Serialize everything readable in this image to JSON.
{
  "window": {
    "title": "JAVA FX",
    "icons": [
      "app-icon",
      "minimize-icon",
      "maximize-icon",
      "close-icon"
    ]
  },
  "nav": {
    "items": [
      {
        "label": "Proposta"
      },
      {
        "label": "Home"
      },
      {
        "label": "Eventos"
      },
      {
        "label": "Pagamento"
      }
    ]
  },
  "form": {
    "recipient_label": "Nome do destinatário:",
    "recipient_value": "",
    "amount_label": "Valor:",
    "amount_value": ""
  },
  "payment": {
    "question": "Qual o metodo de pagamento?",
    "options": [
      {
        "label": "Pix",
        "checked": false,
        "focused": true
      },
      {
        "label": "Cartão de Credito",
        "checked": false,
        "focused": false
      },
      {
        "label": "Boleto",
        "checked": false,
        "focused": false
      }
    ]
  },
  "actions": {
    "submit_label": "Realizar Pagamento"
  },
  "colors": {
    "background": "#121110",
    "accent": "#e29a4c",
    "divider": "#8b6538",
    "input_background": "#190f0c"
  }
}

________________________________________

Would you copy out each line exactly as written?

Serialize everything readable in this image to JSON.
{
  "window": {
    "title": "JAVA FX",
    "icons": [
      "app-icon",
      "minimize-icon",
      "maximize-icon",
      "close-icon"
    ]
  },
  "nav": {
    "items": [
      {
        "label": "Proposta"
      },
      {
        "label": "Home"
      },
      {
        "label": "Eventos"
      },
      {
        "label": "Pagamento"
      }
    ]
  },
  "form": {
    "recipient_label": "Nome do destinatário:",
    "recipient_value": "",
    "amount_label": "Valor:",
    "amount_value": ""
  },
  "payment": {
    "question": "Qual o metodo de pagamento?",
    "options": [
      {
        "label": "Pix",
        "checked": false,
        "focused": true
      },
      {
        "label": "Cartão de Credito",
        "checked": false,
        "focused": false
      },
      {
        "label": "Boleto",
        "checked": false,
        "focused": false
      }
    ]
  },
  "actions": {
    "submit_label": "Realizar Pagamento"
  },
  "colors": {
    "background": "#121110",
    "accent": "#e29a4c",
    "divider": "#8b6538",
    "input_background": "#190f0c"
  }
}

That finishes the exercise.